Return the entries below in their exact form, leaving the pictures out.
───── DATASET ROWS
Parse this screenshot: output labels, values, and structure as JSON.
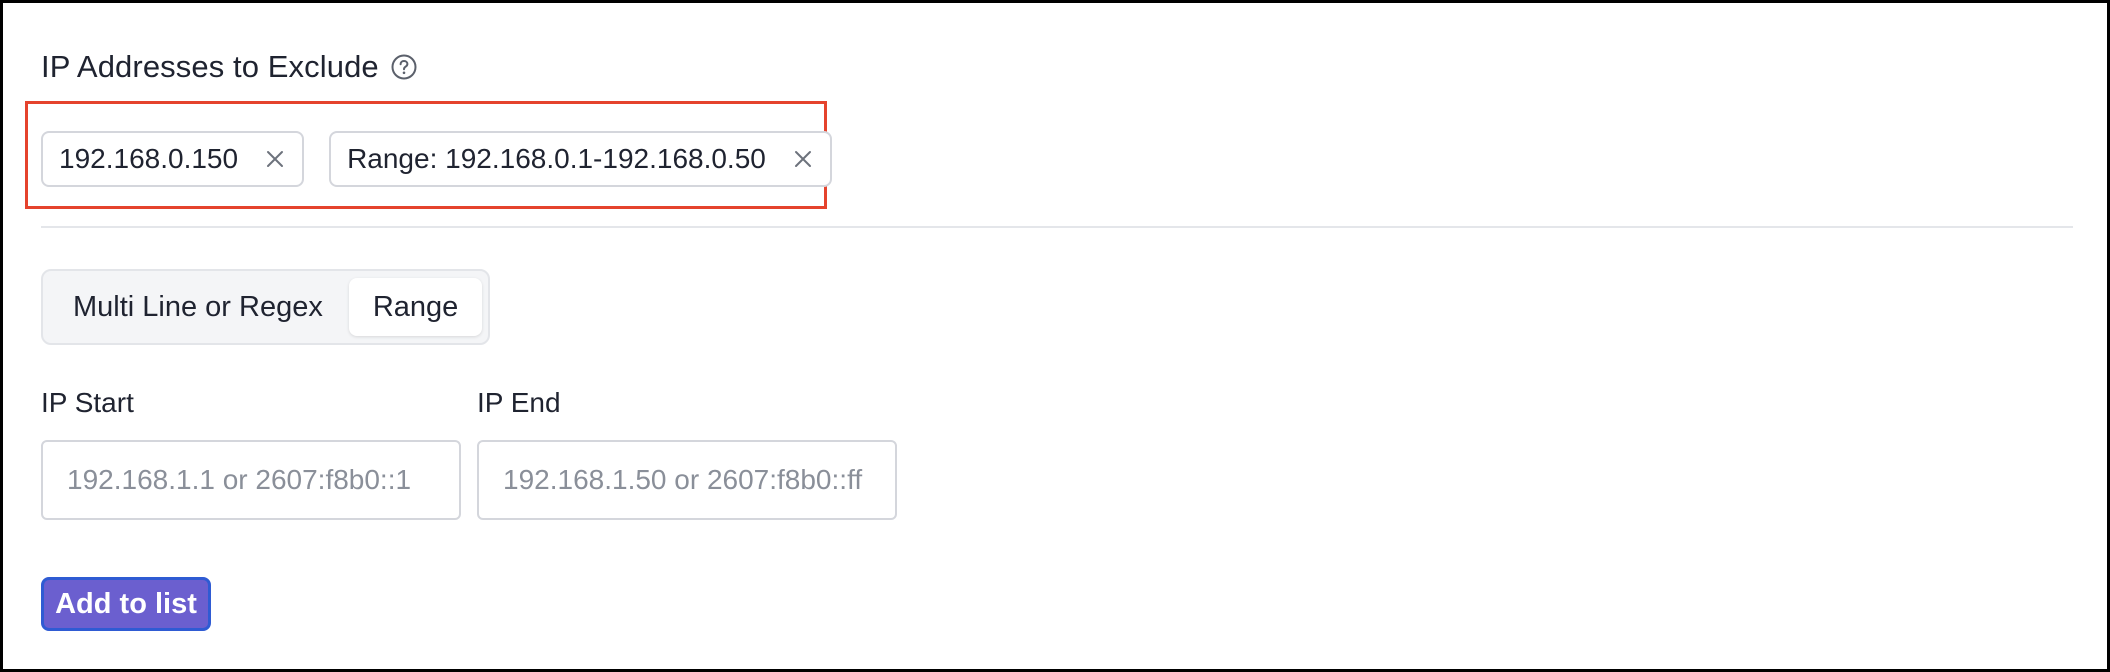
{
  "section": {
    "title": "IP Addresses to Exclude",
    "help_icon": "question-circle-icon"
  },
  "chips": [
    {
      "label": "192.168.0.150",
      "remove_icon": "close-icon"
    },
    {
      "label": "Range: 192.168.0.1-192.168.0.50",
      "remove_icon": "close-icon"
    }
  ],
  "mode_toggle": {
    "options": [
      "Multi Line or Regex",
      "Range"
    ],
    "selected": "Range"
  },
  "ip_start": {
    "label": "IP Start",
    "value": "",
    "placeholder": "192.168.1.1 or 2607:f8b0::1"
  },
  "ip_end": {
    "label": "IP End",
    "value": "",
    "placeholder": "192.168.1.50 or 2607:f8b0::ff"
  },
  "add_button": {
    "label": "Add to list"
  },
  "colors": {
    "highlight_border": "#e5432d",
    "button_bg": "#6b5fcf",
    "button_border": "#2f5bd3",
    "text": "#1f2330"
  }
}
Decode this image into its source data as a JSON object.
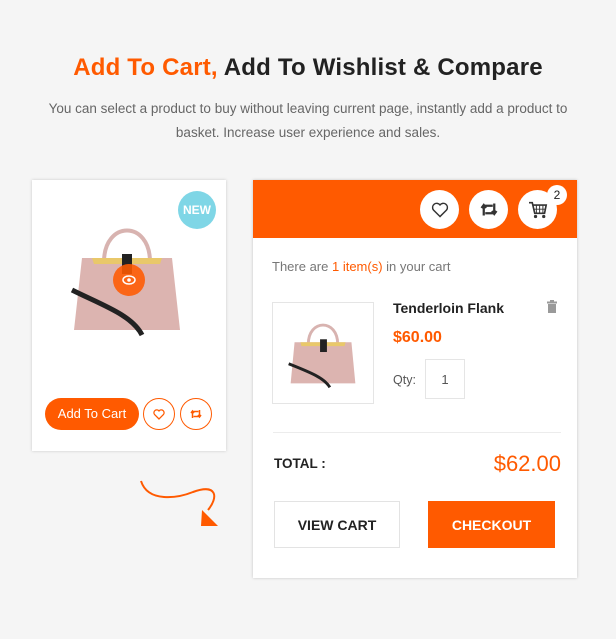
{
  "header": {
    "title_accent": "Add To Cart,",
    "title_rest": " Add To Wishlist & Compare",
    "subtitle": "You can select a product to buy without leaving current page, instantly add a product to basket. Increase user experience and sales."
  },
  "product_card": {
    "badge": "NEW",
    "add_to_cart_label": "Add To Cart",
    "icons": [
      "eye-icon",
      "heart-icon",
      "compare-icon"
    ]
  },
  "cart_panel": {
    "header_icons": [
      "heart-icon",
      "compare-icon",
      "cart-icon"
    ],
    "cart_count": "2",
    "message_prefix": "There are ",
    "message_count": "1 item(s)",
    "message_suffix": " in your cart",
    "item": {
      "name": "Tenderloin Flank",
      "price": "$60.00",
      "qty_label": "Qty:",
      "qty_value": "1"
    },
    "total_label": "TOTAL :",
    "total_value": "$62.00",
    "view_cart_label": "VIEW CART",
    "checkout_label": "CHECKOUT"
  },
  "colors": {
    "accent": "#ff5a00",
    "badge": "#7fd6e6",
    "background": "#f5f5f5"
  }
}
──────────
▸ RESULT
Parse this screenshot: output labels, values, and structure as JSON.
{
  "section": {
    "title": "IP Addresses to Exclude",
    "help_icon": "question-circle-icon"
  },
  "chips": [
    {
      "label": "192.168.0.150",
      "remove_icon": "close-icon"
    },
    {
      "label": "Range: 192.168.0.1-192.168.0.50",
      "remove_icon": "close-icon"
    }
  ],
  "mode_toggle": {
    "options": [
      "Multi Line or Regex",
      "Range"
    ],
    "selected": "Range"
  },
  "ip_start": {
    "label": "IP Start",
    "value": "",
    "placeholder": "192.168.1.1 or 2607:f8b0::1"
  },
  "ip_end": {
    "label": "IP End",
    "value": "",
    "placeholder": "192.168.1.50 or 2607:f8b0::ff"
  },
  "add_button": {
    "label": "Add to list"
  },
  "colors": {
    "highlight_border": "#e5432d",
    "button_bg": "#6b5fcf",
    "button_border": "#2f5bd3",
    "text": "#1f2330"
  }
}
Decode this image into its source data as a JSON object.
{
  "header": {
    "title_accent": "Add To Cart,",
    "title_rest": " Add To Wishlist & Compare",
    "subtitle": "You can select a product to buy without leaving current page, instantly add a product to basket. Increase user experience and sales."
  },
  "product_card": {
    "badge": "NEW",
    "add_to_cart_label": "Add To Cart",
    "icons": [
      "eye-icon",
      "heart-icon",
      "compare-icon"
    ]
  },
  "cart_panel": {
    "header_icons": [
      "heart-icon",
      "compare-icon",
      "cart-icon"
    ],
    "cart_count": "2",
    "message_prefix": "There are ",
    "message_count": "1 item(s)",
    "message_suffix": " in your cart",
    "item": {
      "name": "Tenderloin Flank",
      "price": "$60.00",
      "qty_label": "Qty:",
      "qty_value": "1"
    },
    "total_label": "TOTAL :",
    "total_value": "$62.00",
    "view_cart_label": "VIEW CART",
    "checkout_label": "CHECKOUT"
  },
  "colors": {
    "accent": "#ff5a00",
    "badge": "#7fd6e6",
    "background": "#f5f5f5"
  }
}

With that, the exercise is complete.